* Задание 1: Обновите фрагмент текста о Баухаусе в Веймаре: перепишите всё от слов «Все эти выдумки» и ниже до слов «некоторые — вообще евреи!», поставив «анархисты» вместо «коммунисты».
* Задание 2: Какой угрозой, согласно тексту о Баухаусе в Веймаре, родители пугали непослушных детей?

Баухаус в Веймаре был изолированным островком духовности. Население относилось к этой странной колонии художников как к чему-то чужеродному — только и жди беды. Недоверие, которое местные жители испытывали ко всем, кто прямо или косвенно был связан с Баухаусом, очевидно. Заполошные родители рассказывали о нем своим непослушным детишкам всякие леденящие душу истории. Бытовала даже такая родительская угроза: «Отправлю тебя в Баухаус!» И эта угроза действовала неукоснительно, моментально приводя в чувство. Казалось, Баухаус был местной обителью дьявола. А какая детская душа не содрогнется перед самим дьяволом!
Все эти выдумки жителей Веймара о нас я могу объяснить лишь тем, что для невежественных обывателей мы были слишком современны и вызывающе экстравагантны. В отместку или из самозащиты злые языки, в конце концов, распространили слух, что в Баухаус проникли коммунисты, и это еще не все: некоторые — вообще евреи!
В Веймаре я впервые услышала о национал-социализме и антисемитизме. Насколько широко распространилась среди немецкого народа национал-социалистическая пропаганда ненависти к евреям, нам довелось почувствовать даже в семейном кругу. Однажды утром наша приходящая прислуга встала перед Кандинским как вкопанная и испытующе посмотрела на него. Я сразу заметила это и спросила, в чем дело. «Я просто смотрю, не курчавые ли волрсы у вашего мужа», — скупо ответила она.
— Курчавые волосы?
— Да, курчавые волосы. Я слышала от одной веймарской дамы, у которой я тоже убираю, что если у кого курчавые волосы, тот еврей.
— А у кого же вы работаете?
— У одной дамы, ее муж — член Национал-социалистической партии.
Это был 1924 год.

* Приведённые строки:
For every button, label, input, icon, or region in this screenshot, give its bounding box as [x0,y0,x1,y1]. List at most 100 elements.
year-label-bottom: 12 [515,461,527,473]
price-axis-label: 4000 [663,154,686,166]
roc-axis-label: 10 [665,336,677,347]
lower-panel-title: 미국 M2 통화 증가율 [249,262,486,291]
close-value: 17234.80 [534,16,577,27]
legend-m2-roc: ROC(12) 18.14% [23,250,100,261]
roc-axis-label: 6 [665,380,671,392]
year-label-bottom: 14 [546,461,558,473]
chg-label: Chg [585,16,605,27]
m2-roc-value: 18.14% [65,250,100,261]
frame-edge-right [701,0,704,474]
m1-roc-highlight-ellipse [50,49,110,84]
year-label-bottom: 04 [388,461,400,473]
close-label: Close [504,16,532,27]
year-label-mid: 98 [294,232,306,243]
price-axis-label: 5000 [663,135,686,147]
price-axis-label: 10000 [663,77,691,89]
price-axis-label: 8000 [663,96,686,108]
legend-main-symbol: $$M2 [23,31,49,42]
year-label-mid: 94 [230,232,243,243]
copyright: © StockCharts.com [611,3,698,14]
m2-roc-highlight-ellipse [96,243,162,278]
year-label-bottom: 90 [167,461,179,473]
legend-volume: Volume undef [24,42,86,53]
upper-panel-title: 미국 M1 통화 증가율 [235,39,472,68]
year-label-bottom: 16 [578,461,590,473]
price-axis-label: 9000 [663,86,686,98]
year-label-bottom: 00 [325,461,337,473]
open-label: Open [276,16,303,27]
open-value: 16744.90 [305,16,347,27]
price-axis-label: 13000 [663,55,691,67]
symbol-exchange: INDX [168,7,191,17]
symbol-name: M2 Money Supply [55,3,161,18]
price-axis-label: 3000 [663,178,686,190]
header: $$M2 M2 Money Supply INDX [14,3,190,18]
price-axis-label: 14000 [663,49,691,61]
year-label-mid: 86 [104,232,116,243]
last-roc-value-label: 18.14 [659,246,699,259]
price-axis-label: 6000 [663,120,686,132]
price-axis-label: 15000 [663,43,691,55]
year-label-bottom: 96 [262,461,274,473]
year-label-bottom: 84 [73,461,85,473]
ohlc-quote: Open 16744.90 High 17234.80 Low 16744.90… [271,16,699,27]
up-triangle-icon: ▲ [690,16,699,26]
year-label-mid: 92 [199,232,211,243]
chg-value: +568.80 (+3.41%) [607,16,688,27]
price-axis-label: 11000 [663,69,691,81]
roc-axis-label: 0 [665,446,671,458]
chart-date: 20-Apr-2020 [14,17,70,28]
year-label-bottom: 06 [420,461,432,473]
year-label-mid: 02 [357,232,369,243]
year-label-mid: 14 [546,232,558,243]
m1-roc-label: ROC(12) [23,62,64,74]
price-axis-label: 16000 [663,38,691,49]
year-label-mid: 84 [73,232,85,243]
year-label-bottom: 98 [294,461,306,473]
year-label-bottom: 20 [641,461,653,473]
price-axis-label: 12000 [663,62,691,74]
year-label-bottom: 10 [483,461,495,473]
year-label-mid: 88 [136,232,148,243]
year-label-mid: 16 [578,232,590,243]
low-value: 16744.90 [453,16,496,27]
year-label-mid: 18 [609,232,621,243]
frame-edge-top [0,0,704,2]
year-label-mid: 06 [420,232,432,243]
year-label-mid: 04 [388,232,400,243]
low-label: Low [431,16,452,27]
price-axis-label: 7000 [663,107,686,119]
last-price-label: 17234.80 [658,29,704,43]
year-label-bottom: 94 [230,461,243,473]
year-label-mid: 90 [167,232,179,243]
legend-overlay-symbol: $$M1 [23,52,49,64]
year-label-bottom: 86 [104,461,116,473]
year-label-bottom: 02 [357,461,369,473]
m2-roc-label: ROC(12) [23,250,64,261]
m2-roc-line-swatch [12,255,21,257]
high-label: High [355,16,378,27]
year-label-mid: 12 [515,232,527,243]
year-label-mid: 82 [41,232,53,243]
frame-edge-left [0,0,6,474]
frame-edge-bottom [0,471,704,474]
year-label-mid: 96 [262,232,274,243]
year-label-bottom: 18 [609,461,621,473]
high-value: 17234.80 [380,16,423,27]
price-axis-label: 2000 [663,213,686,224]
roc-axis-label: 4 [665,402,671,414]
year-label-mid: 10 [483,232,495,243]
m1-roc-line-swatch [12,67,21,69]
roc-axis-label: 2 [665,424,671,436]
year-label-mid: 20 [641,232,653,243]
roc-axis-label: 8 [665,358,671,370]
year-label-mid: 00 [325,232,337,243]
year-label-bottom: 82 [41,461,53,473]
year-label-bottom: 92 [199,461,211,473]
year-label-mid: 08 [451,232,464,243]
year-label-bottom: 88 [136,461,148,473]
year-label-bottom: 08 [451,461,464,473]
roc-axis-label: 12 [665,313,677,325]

* Ответ к заданию 1:
Все эти выдумки жителей Веймара о нас я могу объяснить лишь тем, что для невежественных обывателей мы были слишком современны и вызывающе экстравагантны. В отместку или из самозащиты злые языки, в конце концов, распространили слух, что в Баухаус проникли анархисты, и это еще не все: некоторые — вообще евреи!

* Ответ к заданию 2: «Отправлю тебя в Баухаус!»